A block of data
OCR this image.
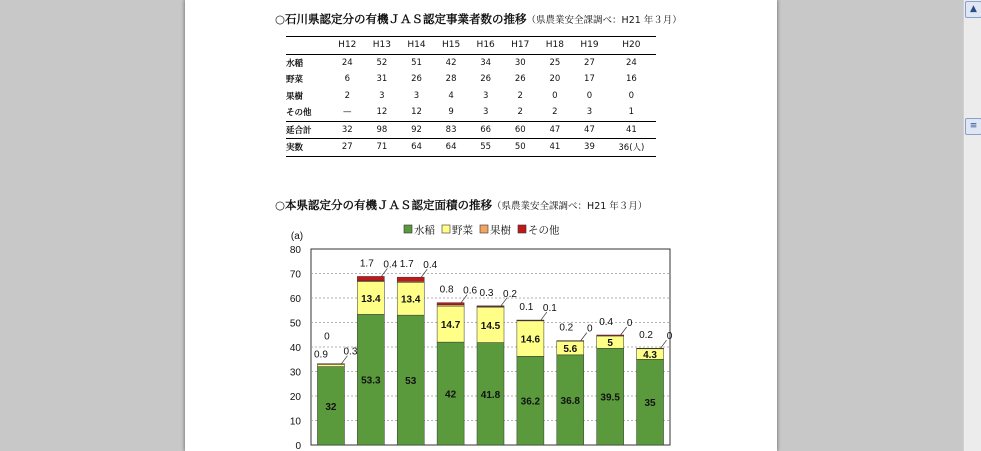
○石川県認定分の有機ＪＡＳ認定事業者数の推移（県農業安全課調べ：H21 年３月）
	H12	H13	H14	H15	H16	H17	H18	H19	H20
水稲	24	52	51	42	34	30	25	27	24
野菜	6	31	26	28	26	26	20	17	16
果樹	2	3	3	4	3	2	0	0	0
その他	—	12	12	9	3	2	2	3	1
延合計	32	98	92	83	66	60	47	47	41
実数	27	71	64	64	55	50	41	39	36(人)
○本県認定分の有機ＪＡＳ認定面積の推移（県農業安全課調べ：H21 年３月）
0
10
20
30
40
50
60
70
80
(a)	水稲 野菜 果樹 その他
32
0.9 0.3
0
53.3
13.4
0.4
1.7
53
13.4
0.4
1.7
42
14.7
0.6
0.8
41.8
14.5
0.2
0.3
36.2
14.6
0.1
0.1
36.8
5.6
0
0.2
39.5
5
0
0.4
35
4.3
0
0.2
▲
≡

* _What needs to be done_:
Pictures stay out; reproduce every line of the records exactly.

* _Exercise response_:
OCR this image.
○石川県認定分の有機ＪＡＳ認定事業者数の推移（県農業安全課調べ：H21 年３月）
	H12	H13	H14	H15	H16	H17	H18	H19	H20
水稲	24	52	51	42	34	30	25	27	24
野菜	6	31	26	28	26	26	20	17	16
果樹	2	3	3	4	3	2	0	0	0
その他	—	12	12	9	3	2	2	3	1
延合計	32	98	92	83	66	60	47	47	41
実数	27	71	64	64	55	50	41	39	36(人)
○本県認定分の有機ＪＡＳ認定面積の推移（県農業安全課調べ：H21 年３月）
0
10
20
30
40
50
60
70
80
(a)	水稲 野菜 果樹 その他
32
0.9 0.3
0
53.3
13.4
0.4
1.7
53
13.4
0.4
1.7
42
14.7
0.6
0.8
41.8
14.5
0.2
0.3
36.2
14.6
0.1
0.1
36.8
5.6
0
0.2
39.5
5
0
0.4
35
4.3
0
0.2
▲
≡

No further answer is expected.